# Records contained in a dataset:

○ ○ ○ ○ ○ ○ ○

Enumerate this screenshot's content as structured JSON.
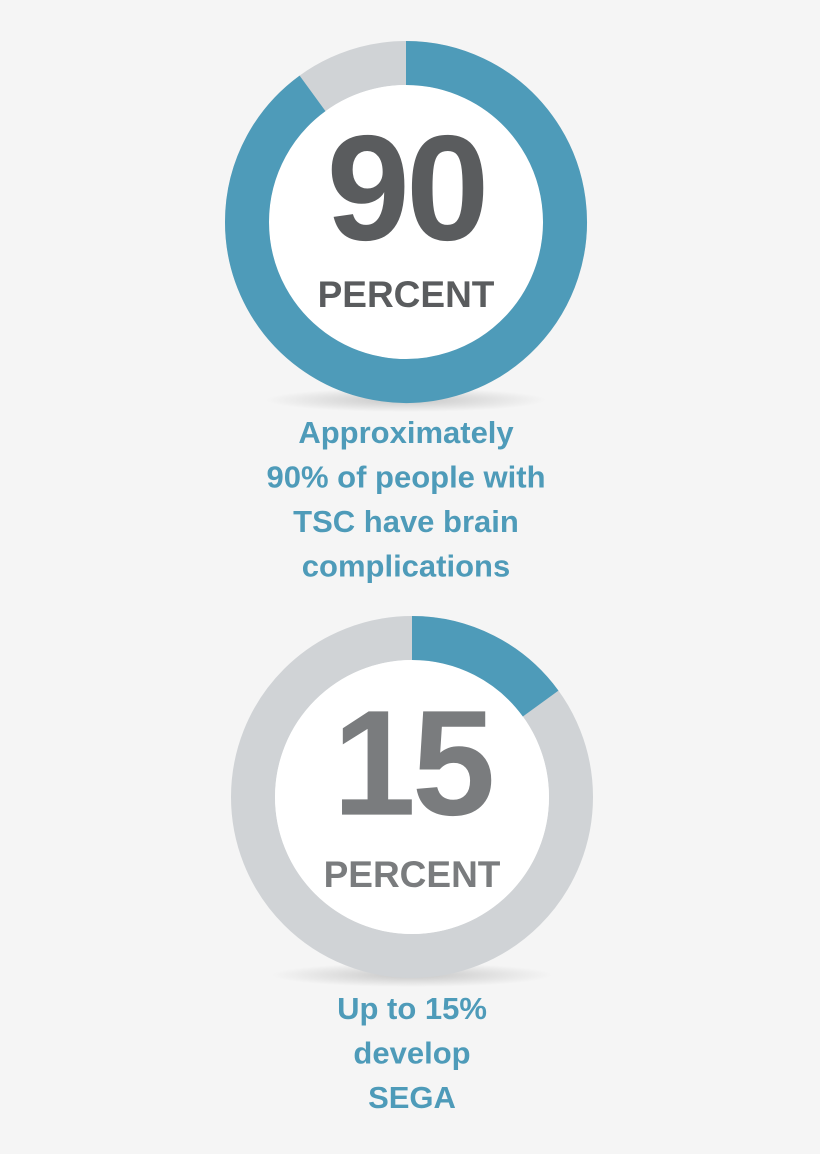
{
  "chart_data": [
    {
      "type": "donut",
      "values": [
        90
      ],
      "ylim": [
        0,
        100
      ],
      "center_label": "PERCENT",
      "caption": [
        "Approximately",
        "90% of people with",
        "TSC have brain",
        "complications"
      ],
      "color": "#4e9bb9",
      "track_color": "#d0d3d6",
      "number_color": "#5a5c5e",
      "caption_color": "#4e9bb9"
    },
    {
      "type": "donut",
      "values": [
        15
      ],
      "ylim": [
        0,
        100
      ],
      "center_label": "PERCENT",
      "caption": [
        "Up to 15%",
        "develop",
        "SEGA"
      ],
      "color": "#4e9bb9",
      "track_color": "#d0d3d6",
      "number_color": "#7a7c7e",
      "caption_color": "#4e9bb9"
    }
  ]
}
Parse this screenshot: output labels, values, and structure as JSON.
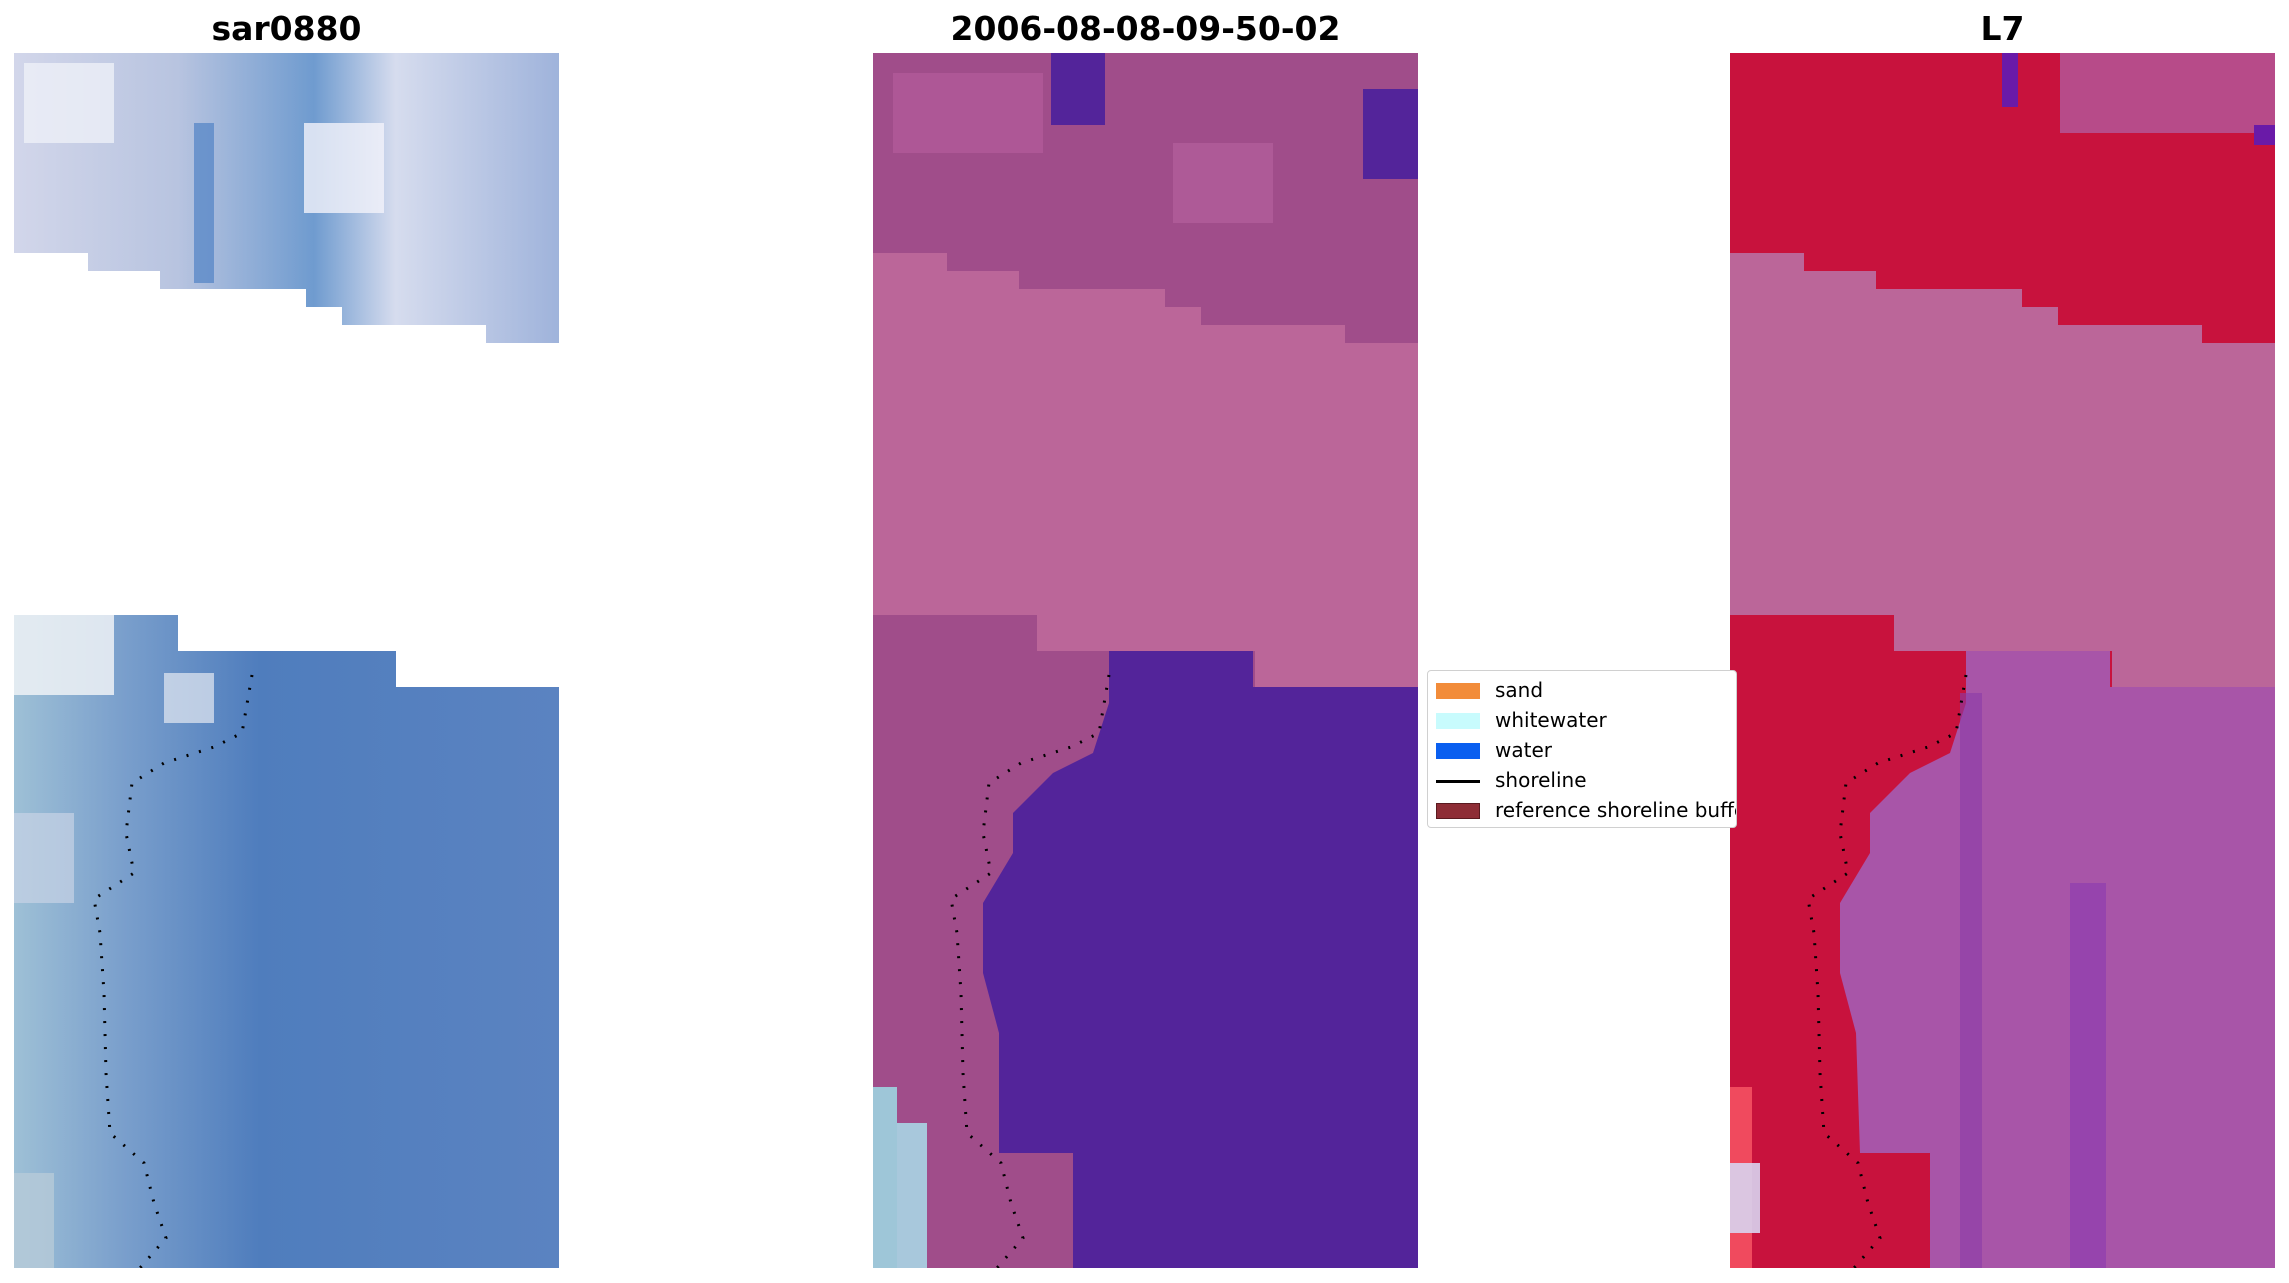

○ ○ ○ ○ ○ ○ ○

# Problem requirements:
Repeat the data in full and exactly. Omit pictures.

# Correct output:
Enumerate this screenshot's content as structured JSON.
{
  "chart_data": [
    {
      "type": "donut",
      "values": [
        90
      ],
      "ylim": [
        0,
        100
      ],
      "center_label": "PERCENT",
      "caption": [
        "Approximately",
        "90% of people with",
        "TSC have brain",
        "complications"
      ],
      "color": "#4e9bb9",
      "track_color": "#d0d3d6",
      "number_color": "#5a5c5e",
      "caption_color": "#4e9bb9"
    },
    {
      "type": "donut",
      "values": [
        15
      ],
      "ylim": [
        0,
        100
      ],
      "center_label": "PERCENT",
      "caption": [
        "Up to 15%",
        "develop",
        "SEGA"
      ],
      "color": "#4e9bb9",
      "track_color": "#d0d3d6",
      "number_color": "#7a7c7e",
      "caption_color": "#4e9bb9"
    }
  ]
}
Parse this screenshot: output labels, values, and structure as JSON.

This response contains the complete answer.